-- Begin ENTRIES SHOWN --

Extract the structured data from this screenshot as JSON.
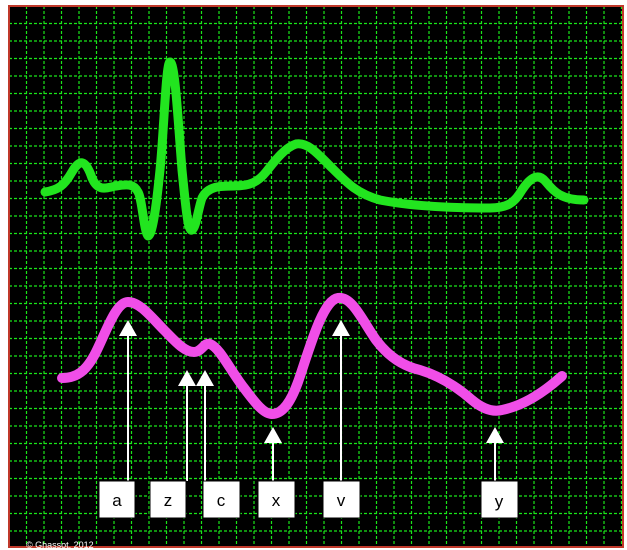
{
  "diagram": {
    "grid_color": "#19e619",
    "background_color": "#000000",
    "border_color": "#c0392b",
    "ecg_color": "#22e51f",
    "jvp_color": "#f04ee8",
    "arrow_color": "#ffffff",
    "labels": [
      {
        "id": "a",
        "text": "a"
      },
      {
        "id": "z",
        "text": "z"
      },
      {
        "id": "c",
        "text": "c"
      },
      {
        "id": "x",
        "text": "x"
      },
      {
        "id": "v",
        "text": "v"
      },
      {
        "id": "y",
        "text": "y"
      }
    ],
    "copyright": "© Ghassot, 2012"
  }
}
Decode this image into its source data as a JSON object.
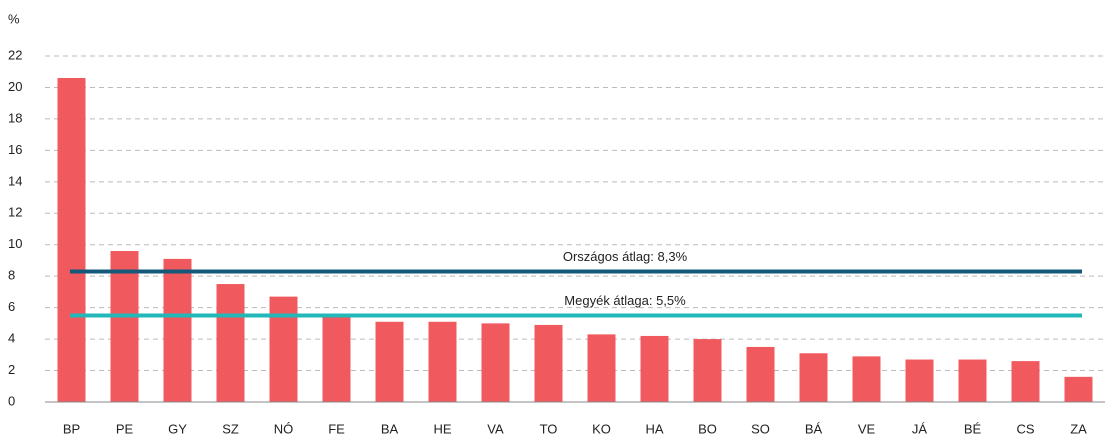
{
  "chart_data": {
    "type": "bar",
    "y_unit": "%",
    "categories": [
      "BP",
      "PE",
      "GY",
      "SZ",
      "NÓ",
      "FE",
      "BA",
      "HE",
      "VA",
      "TO",
      "KO",
      "HA",
      "BO",
      "SO",
      "BÁ",
      "VE",
      "JÁ",
      "BÉ",
      "CS",
      "ZA"
    ],
    "values": [
      20.6,
      9.6,
      9.1,
      7.5,
      6.7,
      5.4,
      5.1,
      5.1,
      5.0,
      4.9,
      4.3,
      4.2,
      4.0,
      3.5,
      3.1,
      2.9,
      2.7,
      2.7,
      2.6,
      1.6
    ],
    "color": "#f05a5e",
    "ylim": [
      0,
      22
    ],
    "yticks": [
      0,
      2,
      4,
      6,
      8,
      10,
      12,
      14,
      16,
      18,
      20,
      22
    ],
    "grid": true,
    "reference_lines": [
      {
        "value": 8.3,
        "label": "Országos átlag: 8,3%",
        "color": "#14587a"
      },
      {
        "value": 5.5,
        "label": "Megyék átlaga: 5,5%",
        "color": "#22b8b8"
      }
    ]
  }
}
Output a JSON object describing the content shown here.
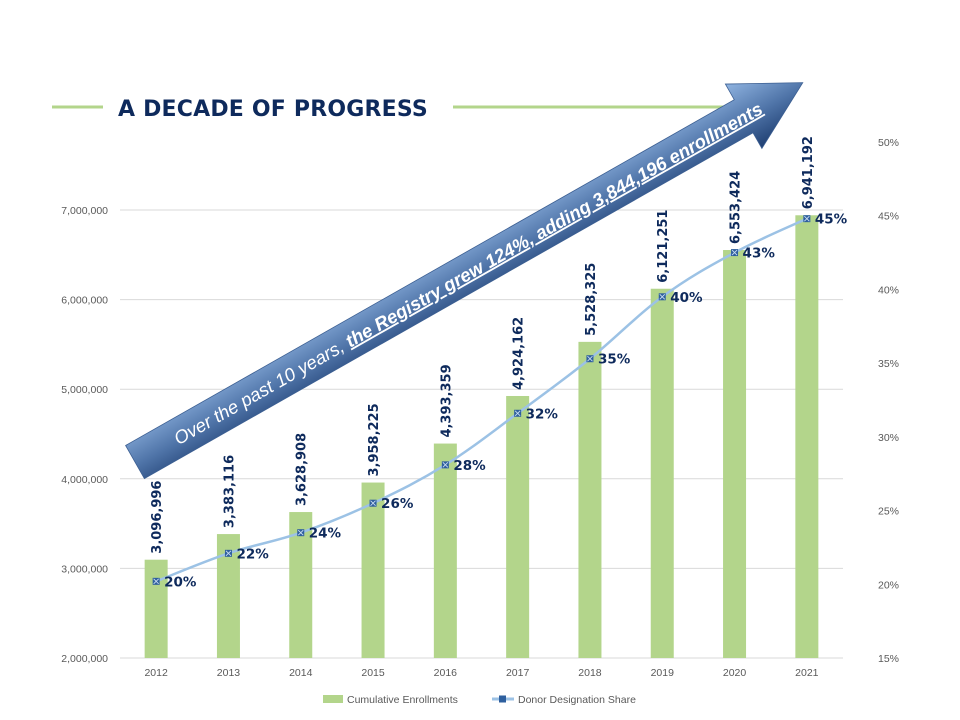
{
  "header": {
    "title": "A DECADE OF PROGRESS"
  },
  "callout": {
    "text_plain": "Over the past 10 years, ",
    "text_bold": "the Registry grew 124%, adding 3,844,196 enrollments"
  },
  "colors": {
    "bar": "#b3d58b",
    "line": "#9cc2e5",
    "marker": "#2e5f9e",
    "title": "#0e2a5c",
    "accent_rule": "#b3d58b",
    "grid": "#d9d9d9"
  },
  "chart_data": {
    "type": "bar",
    "title": "A DECADE OF PROGRESS",
    "categories": [
      "2012",
      "2013",
      "2014",
      "2015",
      "2016",
      "2017",
      "2018",
      "2019",
      "2020",
      "2021"
    ],
    "series": [
      {
        "name": "Cumulative Enrollments",
        "type": "bar",
        "axis": "left",
        "values": [
          3096996,
          3383116,
          3628908,
          3958225,
          4393359,
          4924162,
          5528325,
          6121251,
          6553424,
          6941192
        ],
        "labels": [
          "3,096,996",
          "3,383,116",
          "3,628,908",
          "3,958,225",
          "4,393,359",
          "4,924,162",
          "5,528,325",
          "6,121,251",
          "6,553,424",
          "6,941,192"
        ]
      },
      {
        "name": "Donor Designation Share",
        "type": "line",
        "axis": "right",
        "values": [
          20.2,
          22.1,
          23.5,
          25.5,
          28.1,
          31.6,
          35.3,
          39.5,
          42.5,
          44.8
        ],
        "labels": [
          "20%",
          "22%",
          "24%",
          "26%",
          "28%",
          "32%",
          "35%",
          "40%",
          "43%",
          "45%"
        ]
      }
    ],
    "y_left": {
      "range": [
        2000000,
        7000000
      ],
      "ticks": [
        2000000,
        3000000,
        4000000,
        5000000,
        6000000,
        7000000
      ],
      "tick_labels": [
        "2,000,000",
        "3,000,000",
        "4,000,000",
        "5,000,000",
        "6,000,000",
        "7,000,000"
      ]
    },
    "y_right": {
      "range": [
        15,
        50
      ],
      "ticks": [
        15,
        20,
        25,
        30,
        35,
        40,
        45,
        50
      ],
      "tick_labels": [
        "15%",
        "20%",
        "25%",
        "30%",
        "35%",
        "40%",
        "45%",
        "50%"
      ]
    },
    "xlabel": "",
    "ylabel": "",
    "grid": true,
    "legend": {
      "position": "bottom",
      "entries": [
        "Cumulative Enrollments",
        "Donor Designation Share"
      ]
    }
  }
}
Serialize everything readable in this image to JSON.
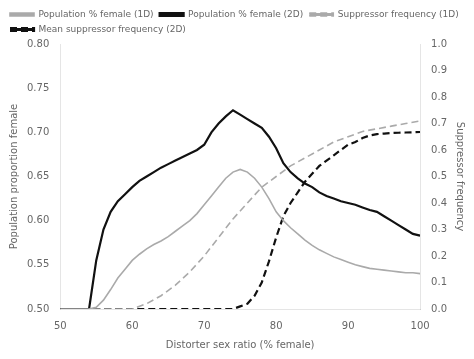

-- End ENTRIES SHOWN --

▸ **THE EXERCISE**: Identify and list each line with the word "object".

▸ **ANSWER TO THIS PROBLEM**:
Decode this image into its source data as a JSON object.
Output a JSON object describing the content shown here.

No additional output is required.